Repeat every record below exactly, omitting any pictures.

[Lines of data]

_ _ _ _ _ _ _

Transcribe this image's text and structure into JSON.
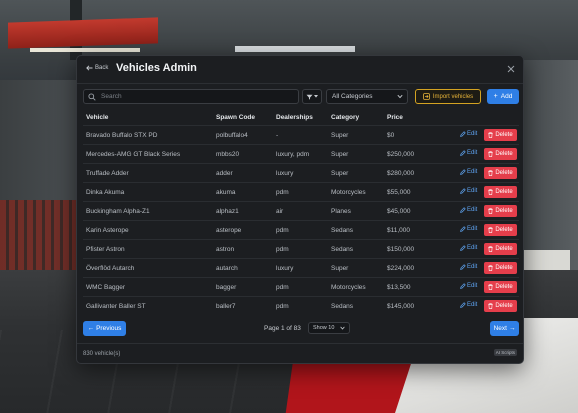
{
  "header": {
    "back_label": "Back",
    "title": "Vehicles Admin"
  },
  "toolbar": {
    "search_placeholder": "Search",
    "category_selected": "All Categories",
    "import_label": "Import vehicles",
    "add_label": "Add"
  },
  "table": {
    "columns": [
      "Vehicle",
      "Spawn Code",
      "Dealerships",
      "Category",
      "Price"
    ],
    "rows": [
      {
        "vehicle": "Bravado Buffalo STX PD",
        "spawn": "polbuffalo4",
        "dealerships": "-",
        "category": "Super",
        "price": "$0"
      },
      {
        "vehicle": "Mercedes-AMG GT Black Series",
        "spawn": "mbbs20",
        "dealerships": "luxury, pdm",
        "category": "Super",
        "price": "$250,000"
      },
      {
        "vehicle": "Truffade Adder",
        "spawn": "adder",
        "dealerships": "luxury",
        "category": "Super",
        "price": "$280,000"
      },
      {
        "vehicle": "Dinka Akuma",
        "spawn": "akuma",
        "dealerships": "pdm",
        "category": "Motorcycles",
        "price": "$55,000"
      },
      {
        "vehicle": "Buckingham Alpha-Z1",
        "spawn": "alphaz1",
        "dealerships": "air",
        "category": "Planes",
        "price": "$45,000"
      },
      {
        "vehicle": "Karin Asterope",
        "spawn": "asterope",
        "dealerships": "pdm",
        "category": "Sedans",
        "price": "$11,000"
      },
      {
        "vehicle": "Pfister Astron",
        "spawn": "astron",
        "dealerships": "pdm",
        "category": "Sedans",
        "price": "$150,000"
      },
      {
        "vehicle": "Överflöd Autarch",
        "spawn": "autarch",
        "dealerships": "luxury",
        "category": "Super",
        "price": "$224,000"
      },
      {
        "vehicle": "WMC Bagger",
        "spawn": "bagger",
        "dealerships": "pdm",
        "category": "Motorcycles",
        "price": "$13,500"
      },
      {
        "vehicle": "Gallivanter Baller ST",
        "spawn": "baller7",
        "dealerships": "pdm",
        "category": "Sedans",
        "price": "$145,000"
      }
    ],
    "edit_label": "Edit",
    "delete_label": "Delete"
  },
  "pager": {
    "prev_label": "Previous",
    "page_info": "Page 1 of 83",
    "show_selected": "Show 10",
    "next_label": "Next"
  },
  "footer": {
    "count": "830 vehicle(s)",
    "badge": "AI Scripts"
  },
  "colors": {
    "accent": "#2f7fe6",
    "danger": "#e53e4b",
    "import": "#d4a322",
    "modal_bg": "#1c1e21"
  }
}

_ _ _ _ _ _ _

• Output below:
Transcribe this image's text and structure into JSON.
{
  "header": {
    "back_label": "Back",
    "title": "Vehicles Admin"
  },
  "toolbar": {
    "search_placeholder": "Search",
    "category_selected": "All Categories",
    "import_label": "Import vehicles",
    "add_label": "Add"
  },
  "table": {
    "columns": [
      "Vehicle",
      "Spawn Code",
      "Dealerships",
      "Category",
      "Price"
    ],
    "rows": [
      {
        "vehicle": "Bravado Buffalo STX PD",
        "spawn": "polbuffalo4",
        "dealerships": "-",
        "category": "Super",
        "price": "$0"
      },
      {
        "vehicle": "Mercedes-AMG GT Black Series",
        "spawn": "mbbs20",
        "dealerships": "luxury, pdm",
        "category": "Super",
        "price": "$250,000"
      },
      {
        "vehicle": "Truffade Adder",
        "spawn": "adder",
        "dealerships": "luxury",
        "category": "Super",
        "price": "$280,000"
      },
      {
        "vehicle": "Dinka Akuma",
        "spawn": "akuma",
        "dealerships": "pdm",
        "category": "Motorcycles",
        "price": "$55,000"
      },
      {
        "vehicle": "Buckingham Alpha-Z1",
        "spawn": "alphaz1",
        "dealerships": "air",
        "category": "Planes",
        "price": "$45,000"
      },
      {
        "vehicle": "Karin Asterope",
        "spawn": "asterope",
        "dealerships": "pdm",
        "category": "Sedans",
        "price": "$11,000"
      },
      {
        "vehicle": "Pfister Astron",
        "spawn": "astron",
        "dealerships": "pdm",
        "category": "Sedans",
        "price": "$150,000"
      },
      {
        "vehicle": "Överflöd Autarch",
        "spawn": "autarch",
        "dealerships": "luxury",
        "category": "Super",
        "price": "$224,000"
      },
      {
        "vehicle": "WMC Bagger",
        "spawn": "bagger",
        "dealerships": "pdm",
        "category": "Motorcycles",
        "price": "$13,500"
      },
      {
        "vehicle": "Gallivanter Baller ST",
        "spawn": "baller7",
        "dealerships": "pdm",
        "category": "Sedans",
        "price": "$145,000"
      }
    ],
    "edit_label": "Edit",
    "delete_label": "Delete"
  },
  "pager": {
    "prev_label": "Previous",
    "page_info": "Page 1 of 83",
    "show_selected": "Show 10",
    "next_label": "Next"
  },
  "footer": {
    "count": "830 vehicle(s)",
    "badge": "AI Scripts"
  },
  "colors": {
    "accent": "#2f7fe6",
    "danger": "#e53e4b",
    "import": "#d4a322",
    "modal_bg": "#1c1e21"
  }
}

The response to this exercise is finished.